Check each line of the records below and collect those that include the word "WASHINGTON".

** BEGIN Material **

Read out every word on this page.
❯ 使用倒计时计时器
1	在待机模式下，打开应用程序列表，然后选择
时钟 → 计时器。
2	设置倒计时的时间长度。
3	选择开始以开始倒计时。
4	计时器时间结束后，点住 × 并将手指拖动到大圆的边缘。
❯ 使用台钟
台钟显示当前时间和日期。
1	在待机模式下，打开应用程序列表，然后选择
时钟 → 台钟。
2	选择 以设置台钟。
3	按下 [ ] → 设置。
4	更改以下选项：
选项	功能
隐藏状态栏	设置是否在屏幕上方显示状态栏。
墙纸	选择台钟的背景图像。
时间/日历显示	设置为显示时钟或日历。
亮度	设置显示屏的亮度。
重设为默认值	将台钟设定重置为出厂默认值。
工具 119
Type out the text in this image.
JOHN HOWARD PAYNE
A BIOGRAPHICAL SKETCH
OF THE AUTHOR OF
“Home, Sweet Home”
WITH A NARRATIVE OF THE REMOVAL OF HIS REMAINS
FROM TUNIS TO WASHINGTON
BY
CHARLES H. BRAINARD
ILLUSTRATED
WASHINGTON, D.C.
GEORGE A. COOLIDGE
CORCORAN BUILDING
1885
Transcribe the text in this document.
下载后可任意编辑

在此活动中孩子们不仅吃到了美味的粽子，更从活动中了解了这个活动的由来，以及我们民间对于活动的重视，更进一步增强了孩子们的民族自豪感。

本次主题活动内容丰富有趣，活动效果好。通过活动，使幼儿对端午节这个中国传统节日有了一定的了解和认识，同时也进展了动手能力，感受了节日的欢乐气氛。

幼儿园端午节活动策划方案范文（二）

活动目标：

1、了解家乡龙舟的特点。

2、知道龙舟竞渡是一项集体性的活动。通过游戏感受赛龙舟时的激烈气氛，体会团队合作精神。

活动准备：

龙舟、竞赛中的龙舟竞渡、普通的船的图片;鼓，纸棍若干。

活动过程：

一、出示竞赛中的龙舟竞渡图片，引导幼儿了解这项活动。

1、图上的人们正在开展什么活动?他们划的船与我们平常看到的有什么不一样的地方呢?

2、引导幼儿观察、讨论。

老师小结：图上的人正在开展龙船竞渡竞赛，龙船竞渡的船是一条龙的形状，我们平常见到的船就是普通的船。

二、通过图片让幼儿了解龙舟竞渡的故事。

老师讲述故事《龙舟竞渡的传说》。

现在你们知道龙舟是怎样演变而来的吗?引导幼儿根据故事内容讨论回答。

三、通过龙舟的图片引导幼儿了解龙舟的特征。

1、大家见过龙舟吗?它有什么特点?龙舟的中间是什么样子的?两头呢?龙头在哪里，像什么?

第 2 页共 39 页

** END Material **

> The output:
FROM TUNIS TO WASHINGTON
WASHINGTON, D.C.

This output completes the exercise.